Already found it. I also had to install rmr (version 1): R CMD INSTALL rmr_1.3.1.tar.gz /usr/lib/R/site-library

Issue can be closed!

piccolbo commented 11 years ago

In 25 year of working with software I have never encountered one case where installing two versions on top of each other was required or a solution to anything. In the case of rmr we tried to make it an option to help people transitioning their code but certainly it is not required. I am at a loss as to what is trying to load the old package in your case but if I were you I would immediately uninstall rmr 1.3.1 and try to figure out the root cause and I am here to help you. Also, this is a forum for people to report issues from silly to important, but we need to keep in mind that we are also forming a knowledge base for a community to rely upon. Let's try not to make general statements when we can not defend them in the long run.

On Thu, Oct 25, 2012 at 7:07 AM, Piethein Strengholt < notifications@github.com> wrote:

Already found it. I also had to install rmr (version 1): R CMD INSTALL rmr_1.3.1.tar.gz /usr/lib/R/site-library

Issue can be closed!

— Reply to this email directly or view it on GitHubhttps://github.com/RevolutionAnalytics/RHadoop/issues/149#issuecomment-9778752.

KRISHC2010 commented 11 years ago

I AM GETTING ERROR IN MR(MAP= MAP , REDUCE = REDUCE, COMBINE = COMBINE, VECTORIZED.REDUCE hadoop streaming failed with error code 1 error in to.dfs.path(input) : object 'calc' not found This is the error i am getting i am not able to resolve i have set environment variable hadoop streaming and i have loaded all the packages please help me to resolve my issue please respond to my request

jackyim commented 8 years ago

Hi, I'm getting this error too. Any solution for these? URGENT

Streaming Command Failed! Show Traceback

Rerun with Debug Error in mr(map = map, reduce = reduce, combine = combine, vectorized.reduce, : hadoop streaming failed with error code 1

krish588 commented 7 years ago

I have encountered the same did u get any answer

_ _ _

## SHORT TASK 1
Do these statements agree with the rmr issue thread? Answer yes or no for each, quoting the deciding words. (a) piccolbo says that in his years with software, installing two versions on top of each other was never required. (b) piccolbo advises keeping rmr 1.3.1 installed. (c) jackyim's error says hadoop streaming failed with error code 1.
## SHORT TASK 2
Output the part of the rmr issue thread starting with "In 25 year of" and going on through "the long run.".
Base every answer on the rmr issue thread and nothing else.

Layout element annotations:
_ _ _

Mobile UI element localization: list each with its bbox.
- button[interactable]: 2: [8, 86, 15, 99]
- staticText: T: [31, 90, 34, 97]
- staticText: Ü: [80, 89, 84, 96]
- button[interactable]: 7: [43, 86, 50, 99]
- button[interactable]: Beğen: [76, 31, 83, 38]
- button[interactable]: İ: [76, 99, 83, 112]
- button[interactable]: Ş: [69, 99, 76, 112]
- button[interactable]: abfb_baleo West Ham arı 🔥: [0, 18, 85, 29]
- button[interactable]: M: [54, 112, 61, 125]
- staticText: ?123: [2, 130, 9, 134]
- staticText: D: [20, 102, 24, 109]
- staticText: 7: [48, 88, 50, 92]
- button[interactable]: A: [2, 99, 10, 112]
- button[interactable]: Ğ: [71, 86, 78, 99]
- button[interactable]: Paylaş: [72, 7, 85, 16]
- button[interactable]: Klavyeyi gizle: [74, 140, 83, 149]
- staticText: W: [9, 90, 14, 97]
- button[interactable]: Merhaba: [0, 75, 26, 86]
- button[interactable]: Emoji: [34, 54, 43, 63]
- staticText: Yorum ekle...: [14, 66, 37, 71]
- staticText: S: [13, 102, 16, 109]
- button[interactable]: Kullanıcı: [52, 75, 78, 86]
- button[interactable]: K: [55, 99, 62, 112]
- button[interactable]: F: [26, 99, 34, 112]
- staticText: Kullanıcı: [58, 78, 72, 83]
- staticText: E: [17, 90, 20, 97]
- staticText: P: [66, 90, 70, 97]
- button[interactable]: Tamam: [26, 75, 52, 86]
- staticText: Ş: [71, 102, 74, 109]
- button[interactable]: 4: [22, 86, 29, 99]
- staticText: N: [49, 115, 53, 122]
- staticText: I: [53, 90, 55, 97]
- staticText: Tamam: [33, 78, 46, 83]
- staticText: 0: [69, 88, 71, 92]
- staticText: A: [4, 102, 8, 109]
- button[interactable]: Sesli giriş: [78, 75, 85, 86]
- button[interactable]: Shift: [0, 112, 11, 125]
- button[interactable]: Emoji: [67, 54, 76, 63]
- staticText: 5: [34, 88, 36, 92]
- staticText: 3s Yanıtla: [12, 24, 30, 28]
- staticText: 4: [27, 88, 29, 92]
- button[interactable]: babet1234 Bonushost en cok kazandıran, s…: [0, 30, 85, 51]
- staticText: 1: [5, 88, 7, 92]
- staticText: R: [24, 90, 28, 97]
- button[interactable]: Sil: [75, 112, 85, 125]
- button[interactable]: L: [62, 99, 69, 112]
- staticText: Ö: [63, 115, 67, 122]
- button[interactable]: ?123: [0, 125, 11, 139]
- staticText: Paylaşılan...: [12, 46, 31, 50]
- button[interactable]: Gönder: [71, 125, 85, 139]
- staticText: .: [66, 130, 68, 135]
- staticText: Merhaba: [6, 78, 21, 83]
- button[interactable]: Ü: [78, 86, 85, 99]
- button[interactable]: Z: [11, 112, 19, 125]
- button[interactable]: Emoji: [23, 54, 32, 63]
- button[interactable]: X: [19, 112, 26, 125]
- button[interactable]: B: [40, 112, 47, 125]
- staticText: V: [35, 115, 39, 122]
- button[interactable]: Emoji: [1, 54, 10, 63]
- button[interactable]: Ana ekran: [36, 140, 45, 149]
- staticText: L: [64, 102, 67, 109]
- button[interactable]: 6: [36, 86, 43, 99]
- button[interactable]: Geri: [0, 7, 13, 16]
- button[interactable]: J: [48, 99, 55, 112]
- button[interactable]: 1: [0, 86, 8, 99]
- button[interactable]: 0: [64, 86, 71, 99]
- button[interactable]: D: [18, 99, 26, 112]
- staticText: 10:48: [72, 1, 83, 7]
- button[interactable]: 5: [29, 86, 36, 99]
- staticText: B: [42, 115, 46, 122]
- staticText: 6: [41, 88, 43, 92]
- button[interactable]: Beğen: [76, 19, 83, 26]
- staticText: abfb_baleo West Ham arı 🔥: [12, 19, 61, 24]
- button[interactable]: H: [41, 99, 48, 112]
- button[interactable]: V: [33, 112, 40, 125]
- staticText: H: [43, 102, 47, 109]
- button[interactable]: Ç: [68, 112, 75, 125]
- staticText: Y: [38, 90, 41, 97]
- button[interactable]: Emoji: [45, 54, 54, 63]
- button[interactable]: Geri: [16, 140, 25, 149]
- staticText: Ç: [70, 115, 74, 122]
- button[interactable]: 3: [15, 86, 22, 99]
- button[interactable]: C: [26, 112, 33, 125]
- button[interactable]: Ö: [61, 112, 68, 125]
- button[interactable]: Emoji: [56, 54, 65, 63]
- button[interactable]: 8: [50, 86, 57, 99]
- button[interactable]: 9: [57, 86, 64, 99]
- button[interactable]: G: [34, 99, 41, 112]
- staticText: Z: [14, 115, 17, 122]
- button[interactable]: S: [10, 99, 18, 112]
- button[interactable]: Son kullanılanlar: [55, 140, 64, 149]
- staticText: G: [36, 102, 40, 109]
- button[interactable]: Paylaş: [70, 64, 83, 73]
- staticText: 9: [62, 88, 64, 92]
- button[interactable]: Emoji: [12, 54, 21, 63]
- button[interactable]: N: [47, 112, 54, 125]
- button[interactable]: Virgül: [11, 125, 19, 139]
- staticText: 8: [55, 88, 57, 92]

_ _ _

## TASK ANSWER 1
(a) Yes: "I have never encountered one case where installing two versions on top of each other was required or a solution to anything."
(b) No: "I would immediately uninstall rmr 1.3.1"
(c) Yes: "hadoop streaming failed with error code 1"

## TASK ANSWER 2
In 25 year of working with software I have never encountered one case where installing two versions on top of each other was required or a solution to anything. In the case of rmr we tried to make it an option to help people transitioning their code but certainly it is not required. I am at a loss as to what is trying to load the old package in your case but if I were you I would immediately uninstall rmr 1.3.1 and try to figure out the root cause and I am here to help you. Also, this is a forum for people to report issues from silly to important, but we need to keep in mind that we are also forming a knowledge base for a community to rely upon. Let's try not to make general statements when we can not defend them in the long run.